--- Start Supplied data ---
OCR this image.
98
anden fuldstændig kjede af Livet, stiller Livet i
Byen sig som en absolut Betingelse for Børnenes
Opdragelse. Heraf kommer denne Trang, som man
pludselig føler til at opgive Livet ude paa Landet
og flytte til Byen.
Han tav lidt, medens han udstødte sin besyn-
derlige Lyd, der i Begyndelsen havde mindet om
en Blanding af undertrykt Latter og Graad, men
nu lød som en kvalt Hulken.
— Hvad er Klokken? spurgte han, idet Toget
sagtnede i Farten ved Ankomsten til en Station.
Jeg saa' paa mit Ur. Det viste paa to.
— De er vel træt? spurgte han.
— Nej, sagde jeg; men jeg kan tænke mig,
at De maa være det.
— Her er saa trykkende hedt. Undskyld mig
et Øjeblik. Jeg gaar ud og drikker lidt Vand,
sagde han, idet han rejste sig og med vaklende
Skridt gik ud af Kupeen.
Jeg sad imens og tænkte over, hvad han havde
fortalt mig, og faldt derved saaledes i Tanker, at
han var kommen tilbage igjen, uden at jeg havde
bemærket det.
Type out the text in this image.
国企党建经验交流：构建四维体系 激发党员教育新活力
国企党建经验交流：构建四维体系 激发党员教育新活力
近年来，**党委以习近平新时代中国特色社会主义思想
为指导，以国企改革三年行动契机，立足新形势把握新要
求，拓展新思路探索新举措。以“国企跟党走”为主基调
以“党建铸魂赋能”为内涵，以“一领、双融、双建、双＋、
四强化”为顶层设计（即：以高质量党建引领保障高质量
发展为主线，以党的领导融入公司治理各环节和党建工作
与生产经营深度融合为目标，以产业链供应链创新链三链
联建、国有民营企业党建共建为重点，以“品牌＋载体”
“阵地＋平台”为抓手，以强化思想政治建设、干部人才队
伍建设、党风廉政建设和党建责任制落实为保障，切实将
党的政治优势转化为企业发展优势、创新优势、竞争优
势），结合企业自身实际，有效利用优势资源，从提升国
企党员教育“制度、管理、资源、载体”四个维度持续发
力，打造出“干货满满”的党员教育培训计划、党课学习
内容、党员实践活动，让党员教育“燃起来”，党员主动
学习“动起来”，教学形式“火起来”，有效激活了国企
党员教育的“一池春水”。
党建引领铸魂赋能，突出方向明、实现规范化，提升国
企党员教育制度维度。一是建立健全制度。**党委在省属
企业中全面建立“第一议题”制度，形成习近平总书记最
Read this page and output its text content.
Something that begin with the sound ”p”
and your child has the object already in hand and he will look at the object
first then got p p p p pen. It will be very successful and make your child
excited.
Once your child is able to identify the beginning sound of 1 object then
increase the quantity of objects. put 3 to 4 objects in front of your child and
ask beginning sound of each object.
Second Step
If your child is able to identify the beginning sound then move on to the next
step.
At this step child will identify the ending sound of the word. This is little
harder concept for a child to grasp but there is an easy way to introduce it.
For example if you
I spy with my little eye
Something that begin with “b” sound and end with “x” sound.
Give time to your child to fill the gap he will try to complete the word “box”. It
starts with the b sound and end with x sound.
--- End Supplied data ---
What to work on: Give all the entries again exactly; leave none out.

Expected answer:
OCR this image.
98
anden fuldstændig kjede af Livet, stiller Livet i
Byen sig som en absolut Betingelse for Børnenes
Opdragelse. Heraf kommer denne Trang, som man
pludselig føler til at opgive Livet ude paa Landet
og flytte til Byen.
Han tav lidt, medens han udstødte sin besyn-
derlige Lyd, der i Begyndelsen havde mindet om
en Blanding af undertrykt Latter og Graad, men
nu lød som en kvalt Hulken.
— Hvad er Klokken? spurgte han, idet Toget
sagtnede i Farten ved Ankomsten til en Station.
Jeg saa' paa mit Ur. Det viste paa to.
— De er vel træt? spurgte han.
— Nej, sagde jeg; men jeg kan tænke mig,
at De maa være det.
— Her er saa trykkende hedt. Undskyld mig
et Øjeblik. Jeg gaar ud og drikker lidt Vand,
sagde han, idet han rejste sig og med vaklende
Skridt gik ud af Kupeen.
Jeg sad imens og tænkte over, hvad han havde
fortalt mig, og faldt derved saaledes i Tanker, at
han var kommen tilbage igjen, uden at jeg havde
bemærket det.
Type out the text in this image.
国企党建经验交流：构建四维体系 激发党员教育新活力
国企党建经验交流：构建四维体系 激发党员教育新活力
近年来，**党委以习近平新时代中国特色社会主义思想
为指导，以国企改革三年行动契机，立足新形势把握新要
求，拓展新思路探索新举措。以“国企跟党走”为主基调
以“党建铸魂赋能”为内涵，以“一领、双融、双建、双＋、
四强化”为顶层设计（即：以高质量党建引领保障高质量
发展为主线，以党的领导融入公司治理各环节和党建工作
与生产经营深度融合为目标，以产业链供应链创新链三链
联建、国有民营企业党建共建为重点，以“品牌＋载体”
“阵地＋平台”为抓手，以强化思想政治建设、干部人才队
伍建设、党风廉政建设和党建责任制落实为保障，切实将
党的政治优势转化为企业发展优势、创新优势、竞争优
势），结合企业自身实际，有效利用优势资源，从提升国
企党员教育“制度、管理、资源、载体”四个维度持续发
力，打造出“干货满满”的党员教育培训计划、党课学习
内容、党员实践活动，让党员教育“燃起来”，党员主动
学习“动起来”，教学形式“火起来”，有效激活了国企
党员教育的“一池春水”。
党建引领铸魂赋能，突出方向明、实现规范化，提升国
企党员教育制度维度。一是建立健全制度。**党委在省属
企业中全面建立“第一议题”制度，形成习近平总书记最
Read this page and output its text content.
Something that begin with the sound ”p”
and your child has the object already in hand and he will look at the object
first then got p p p p pen. It will be very successful and make your child
excited.
Once your child is able to identify the beginning sound of 1 object then
increase the quantity of objects. put 3 to 4 objects in front of your child and
ask beginning sound of each object.
Second Step
If your child is able to identify the beginning sound then move on to the next
step.
At this step child will identify the ending sound of the word. This is little
harder concept for a child to grasp but there is an easy way to introduce it.
For example if you
I spy with my little eye
Something that begin with “b” sound and end with “x” sound.
Give time to your child to fill the gap he will try to complete the word “box”. It
starts with the b sound and end with x sound.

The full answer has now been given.